**Your goal**: Figure out the number of lines in the entries that hold the string "title", then give that number and nothing else.

**Task material**:
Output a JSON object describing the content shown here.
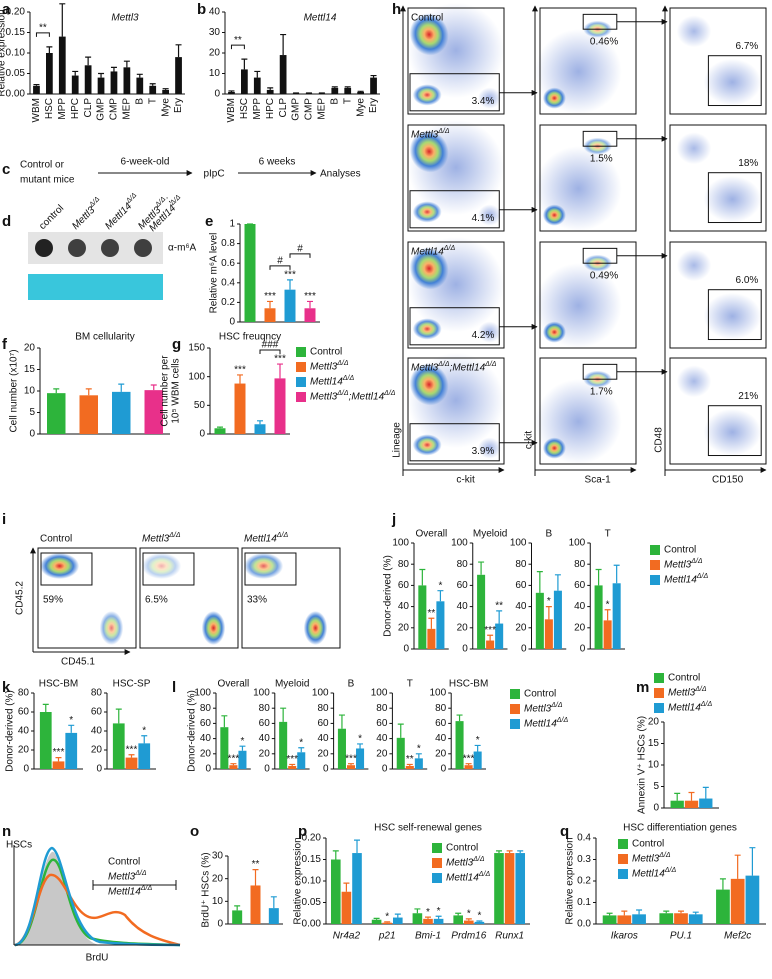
{
  "panel_labels": [
    "a",
    "b",
    "c",
    "d",
    "e",
    "f",
    "g",
    "h",
    "i",
    "j",
    "k",
    "l",
    "m",
    "n",
    "o",
    "p",
    "q"
  ],
  "diagram_c": {
    "start": [
      "Control or",
      "mutant mice"
    ],
    "step1": "6-week-old",
    "treatment": "pIpC",
    "step2": "6 weeks",
    "end": "Analyses"
  },
  "blot_d": {
    "lanes": [
      [
        "control"
      ],
      [
        "Mettl3Δ/Δ"
      ],
      [
        "Mettl14Δ/Δ"
      ],
      [
        "Mettl3Δ/Δ;",
        "Mettl14Δ/Δ"
      ]
    ],
    "antibody": "α-m⁶A"
  },
  "flow_h": {
    "rows": [
      {
        "label": "Control",
        "gates": [
          "3.4%",
          "0.46%",
          "6.7%"
        ]
      },
      {
        "label": "Mettl3Δ/Δ",
        "gates": [
          "4.1%",
          "1.5%",
          "18%"
        ]
      },
      {
        "label": "Mettl14Δ/Δ",
        "gates": [
          "4.2%",
          "0.49%",
          "6.0%"
        ]
      },
      {
        "label": "Mettl3Δ/Δ;Mettl14Δ/Δ",
        "gates": [
          "3.9%",
          "1.7%",
          "21%"
        ]
      }
    ],
    "axes": [
      {
        "x": "c-kit",
        "y": "Lineage"
      },
      {
        "x": "Sca-1",
        "y": "c-kit"
      },
      {
        "x": "CD150",
        "y": "CD48"
      }
    ]
  },
  "flow_i": {
    "xlabel": "CD45.1",
    "ylabel": "CD45.2",
    "plots": [
      {
        "label": "Control",
        "gate": "59%"
      },
      {
        "label": "Mettl3Δ/Δ",
        "gate": "6.5%"
      },
      {
        "label": "Mettl14Δ/Δ",
        "gate": "33%"
      }
    ]
  },
  "histogram_n": {
    "title": "HSCs",
    "xlabel": "BrdU",
    "series": [
      {
        "name": "Control",
        "color": "#2db43b"
      },
      {
        "name": "Mettl3Δ/Δ",
        "color": "#f26b21"
      },
      {
        "name": "Mettl14Δ/Δ",
        "color": "#1f9bd3"
      }
    ]
  },
  "chart_data": [
    {
      "type": "bar",
      "title": "Mettl3",
      "ylabel": "Relative expression",
      "categories": [
        "WBM",
        "HSC",
        "MPP",
        "HPC",
        "CLP",
        "GMP",
        "CMP",
        "MEP",
        "B",
        "T",
        "Mye",
        "Ery"
      ],
      "values": [
        0.02,
        0.1,
        0.14,
        0.045,
        0.07,
        0.04,
        0.055,
        0.065,
        0.04,
        0.02,
        0.01,
        0.09
      ],
      "errors": [
        0.003,
        0.015,
        0.08,
        0.01,
        0.02,
        0.01,
        0.01,
        0.015,
        0.008,
        0.005,
        0.003,
        0.03
      ],
      "color": "#111111",
      "ylim": [
        0,
        0.2
      ],
      "yticks": [
        {
          "value": 0,
          "label": "0.00"
        },
        {
          "value": 0.05,
          "label": "0.05"
        },
        {
          "value": 0.1,
          "label": "0.10"
        },
        {
          "value": 0.15,
          "label": "0.15"
        },
        {
          "value": 0.2,
          "label": "0.20"
        }
      ],
      "annotations": [
        {
          "text": "**",
          "span": [
            0,
            1
          ]
        }
      ]
    },
    {
      "type": "bar",
      "title": "Mettl14",
      "categories": [
        "WBM",
        "HSC",
        "MPP",
        "HPC",
        "CLP",
        "GMP",
        "CMP",
        "MEP",
        "B",
        "T",
        "Mye",
        "Ery"
      ],
      "values": [
        1,
        12,
        8,
        2,
        19,
        0.3,
        0.3,
        0.3,
        3,
        3,
        1,
        8
      ],
      "errors": [
        0.5,
        5,
        3,
        1,
        10,
        0.2,
        0.2,
        0.2,
        0.5,
        0.5,
        0.3,
        1
      ],
      "color": "#111111",
      "ylim": [
        0,
        40
      ],
      "yticks": [
        0,
        10,
        20,
        30,
        40
      ],
      "annotations": [
        {
          "text": "**",
          "span": [
            0,
            1
          ]
        }
      ]
    },
    {
      "type": "bar",
      "ylabel": "Relative m⁶A level",
      "values": [
        1,
        0.14,
        0.33,
        0.14
      ],
      "errors": [
        0,
        0.07,
        0.1,
        0.07
      ],
      "colors": [
        "#2db43b",
        "#f26b21",
        "#1f9bd3",
        "#e8308a"
      ],
      "ylim": [
        0,
        1
      ],
      "yticks": [
        0,
        0.2,
        0.4,
        0.6,
        0.8,
        1
      ],
      "annotations": [
        {
          "text": "***",
          "category": 1
        },
        {
          "text": "***",
          "category": 2
        },
        {
          "text": "***",
          "category": 3
        },
        {
          "text": "#",
          "span": [
            1,
            2
          ]
        },
        {
          "text": "#",
          "span": [
            2,
            3
          ]
        }
      ]
    },
    {
      "type": "bar",
      "title": "BM cellularity",
      "ylabel": "Cell number (x10⁷)",
      "values": [
        9.5,
        9,
        9.8,
        10.2
      ],
      "errors": [
        1,
        1.5,
        1.8,
        1.2
      ],
      "colors": [
        "#2db43b",
        "#f26b21",
        "#1f9bd3",
        "#e8308a"
      ],
      "ylim": [
        0,
        20
      ],
      "yticks": [
        0,
        5,
        10,
        15,
        20
      ]
    },
    {
      "type": "bar",
      "title": "HSC freuqncy",
      "ylabel": [
        "Cell number  per",
        "10⁵ WBM cells"
      ],
      "values": [
        10,
        88,
        17,
        97
      ],
      "errors": [
        2,
        15,
        6,
        25
      ],
      "colors": [
        "#2db43b",
        "#f26b21",
        "#1f9bd3",
        "#e8308a"
      ],
      "ylim": [
        0,
        150
      ],
      "yticks": [
        0,
        50,
        100,
        150
      ],
      "annotations": [
        {
          "text": "***",
          "category": 1
        },
        {
          "text": "***",
          "category": 3
        },
        {
          "text": "###",
          "span": [
            2,
            3
          ]
        }
      ],
      "legend": [
        {
          "name": "Control",
          "color": "#2db43b"
        },
        {
          "name": "Mettl3Δ/Δ",
          "color": "#f26b21"
        },
        {
          "name": "Mettl14Δ/Δ",
          "color": "#1f9bd3"
        },
        {
          "name": "Mettl3Δ/Δ;Mettl14Δ/Δ",
          "color": "#e8308a"
        }
      ]
    },
    {
      "type": "bar",
      "ylabel": "Donor-derived (%)",
      "separate_axes": true,
      "categories": [
        "Overall",
        "Myeloid",
        "B",
        "T"
      ],
      "series": [
        {
          "name": "Control",
          "color": "#2db43b",
          "values": [
            60,
            70,
            53,
            60
          ],
          "errors": [
            15,
            12,
            20,
            15
          ]
        },
        {
          "name": "Mettl3Δ/Δ",
          "color": "#f26b21",
          "values": [
            19,
            8,
            28,
            27
          ],
          "errors": [
            10,
            5,
            12,
            10
          ]
        },
        {
          "name": "Mettl14Δ/Δ",
          "color": "#1f9bd3",
          "values": [
            45,
            24,
            55,
            62
          ],
          "errors": [
            10,
            12,
            15,
            17
          ]
        }
      ],
      "ylim": [
        0,
        100
      ],
      "yticks": [
        0,
        20,
        40,
        60,
        80,
        100
      ],
      "annotations": [
        {
          "text": "**",
          "series": 1,
          "category": 0
        },
        {
          "text": "*",
          "series": 2,
          "category": 0
        },
        {
          "text": "***",
          "series": 1,
          "category": 1
        },
        {
          "text": "**",
          "series": 2,
          "category": 1
        },
        {
          "text": "*",
          "series": 1,
          "category": 2
        },
        {
          "text": "*",
          "series": 1,
          "category": 3
        }
      ]
    },
    {
      "type": "bar",
      "ylabel": "Donor-derived (%)",
      "separate_axes": true,
      "categories": [
        "HSC-BM",
        "HSC-SP"
      ],
      "series": [
        {
          "color": "#2db43b",
          "values": [
            60,
            48
          ],
          "errors": [
            8,
            15
          ]
        },
        {
          "color": "#f26b21",
          "values": [
            8,
            12
          ],
          "errors": [
            4,
            3
          ]
        },
        {
          "color": "#1f9bd3",
          "values": [
            38,
            27
          ],
          "errors": [
            8,
            8
          ]
        }
      ],
      "ylim": [
        0,
        80
      ],
      "yticks": [
        0,
        20,
        40,
        60,
        80
      ],
      "annotations": [
        {
          "text": "***",
          "series": 1,
          "category": 0
        },
        {
          "text": "*",
          "series": 2,
          "category": 0
        },
        {
          "text": "***",
          "series": 1,
          "category": 1
        },
        {
          "text": "*",
          "series": 2,
          "category": 1
        }
      ]
    },
    {
      "type": "bar",
      "ylabel": "Donor-derived (%)",
      "separate_axes": true,
      "categories": [
        "Overall",
        "Myeloid",
        "B",
        "T",
        "HSC-BM"
      ],
      "series": [
        {
          "name": "Control",
          "color": "#2db43b",
          "values": [
            55,
            62,
            53,
            41,
            63
          ],
          "errors": [
            15,
            18,
            18,
            18,
            8
          ]
        },
        {
          "name": "Mettl3Δ/Δ",
          "color": "#f26b21",
          "values": [
            5,
            4,
            5,
            4,
            5
          ],
          "errors": [
            2,
            2,
            2,
            2,
            2
          ]
        },
        {
          "name": "Mettl14Δ/Δ",
          "color": "#1f9bd3",
          "values": [
            24,
            22,
            27,
            14,
            23
          ],
          "errors": [
            6,
            6,
            6,
            6,
            8
          ]
        }
      ],
      "ylim": [
        0,
        100
      ],
      "yticks": [
        0,
        20,
        40,
        60,
        80,
        100
      ],
      "annotations": [
        {
          "text": "***",
          "series": 1,
          "category": 0
        },
        {
          "text": "*",
          "series": 2,
          "category": 0
        },
        {
          "text": "***",
          "series": 1,
          "category": 1
        },
        {
          "text": "*",
          "series": 2,
          "category": 1
        },
        {
          "text": "***",
          "series": 1,
          "category": 2
        },
        {
          "text": "*",
          "series": 2,
          "category": 2
        },
        {
          "text": "**",
          "series": 1,
          "category": 3
        },
        {
          "text": "*",
          "series": 2,
          "category": 3
        },
        {
          "text": "***",
          "series": 1,
          "category": 4
        },
        {
          "text": "*",
          "series": 2,
          "category": 4
        }
      ]
    },
    {
      "type": "bar",
      "ylabel": "Annexin V⁺ HSCs (%)",
      "series": [
        {
          "name": "Control",
          "color": "#2db43b",
          "values": [
            1.7
          ],
          "errors": [
            1.7
          ]
        },
        {
          "name": "Mettl3Δ/Δ",
          "color": "#f26b21",
          "values": [
            1.7
          ],
          "errors": [
            1.9
          ]
        },
        {
          "name": "Mettl14Δ/Δ",
          "color": "#1f9bd3",
          "values": [
            2.2
          ],
          "errors": [
            2.6
          ]
        }
      ],
      "ylim": [
        0,
        20
      ],
      "yticks": [
        0,
        5,
        10,
        15,
        20
      ]
    },
    {
      "type": "bar",
      "ylabel": "BrdU⁺ HSCs (%)",
      "values": [
        6,
        17,
        7
      ],
      "errors": [
        2,
        7,
        5
      ],
      "colors": [
        "#2db43b",
        "#f26b21",
        "#1f9bd3"
      ],
      "ylim": [
        0,
        30
      ],
      "yticks": [
        0,
        10,
        20,
        30
      ],
      "annotations": [
        {
          "text": "**",
          "category": 1
        }
      ]
    },
    {
      "type": "bar",
      "title": "HSC self-renewal genes",
      "ylabel": "Relative expression",
      "categories": [
        "Nr4a2",
        "p21",
        "Bmi-1",
        "Prdm16",
        "Runx1"
      ],
      "series": [
        {
          "name": "Control",
          "color": "#2db43b",
          "values": [
            0.15,
            0.01,
            0.025,
            0.02,
            0.165
          ],
          "errors": [
            0.02,
            0.003,
            0.01,
            0.005,
            0.005
          ]
        },
        {
          "name": "Mettl3Δ/Δ",
          "color": "#f26b21",
          "values": [
            0.075,
            0.003,
            0.012,
            0.008,
            0.165
          ],
          "errors": [
            0.02,
            0.002,
            0.004,
            0.004,
            0.005
          ]
        },
        {
          "name": "Mettl14Δ/Δ",
          "color": "#1f9bd3",
          "values": [
            0.165,
            0.015,
            0.012,
            0.005,
            0.165
          ],
          "errors": [
            0.03,
            0.008,
            0.006,
            0.002,
            0.005
          ]
        }
      ],
      "ylim": [
        0,
        0.2
      ],
      "yticks": [
        {
          "value": 0,
          "label": "0.00"
        },
        {
          "value": 0.05,
          "label": "0.05"
        },
        {
          "value": 0.1,
          "label": "0.10"
        },
        {
          "value": 0.15,
          "label": "0.15"
        },
        {
          "value": 0.2,
          "label": "0.20"
        }
      ],
      "annotations": [
        {
          "text": "*",
          "series": 1,
          "category": 1
        },
        {
          "text": "*",
          "series": 1,
          "category": 2
        },
        {
          "text": "*",
          "series": 2,
          "category": 2
        },
        {
          "text": "*",
          "series": 1,
          "category": 3
        },
        {
          "text": "*",
          "series": 2,
          "category": 3
        }
      ]
    },
    {
      "type": "bar",
      "title": "HSC differentiation genes",
      "ylabel": "Relative expression",
      "categories": [
        "Ikaros",
        "PU.1",
        "Mef2c"
      ],
      "series": [
        {
          "name": "Control",
          "color": "#2db43b",
          "values": [
            0.04,
            0.05,
            0.16
          ],
          "errors": [
            0.01,
            0.01,
            0.05
          ]
        },
        {
          "name": "Mettl3Δ/Δ",
          "color": "#f26b21",
          "values": [
            0.04,
            0.05,
            0.21
          ],
          "errors": [
            0.02,
            0.01,
            0.11
          ]
        },
        {
          "name": "Mettl14Δ/Δ",
          "color": "#1f9bd3",
          "values": [
            0.045,
            0.045,
            0.225
          ],
          "errors": [
            0.02,
            0.01,
            0.13
          ]
        }
      ],
      "ylim": [
        0,
        0.4
      ],
      "yticks": [
        {
          "value": 0,
          "label": "0.0"
        },
        0.1,
        0.2,
        0.3,
        0.4
      ]
    }
  ]
}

**Task response**: 7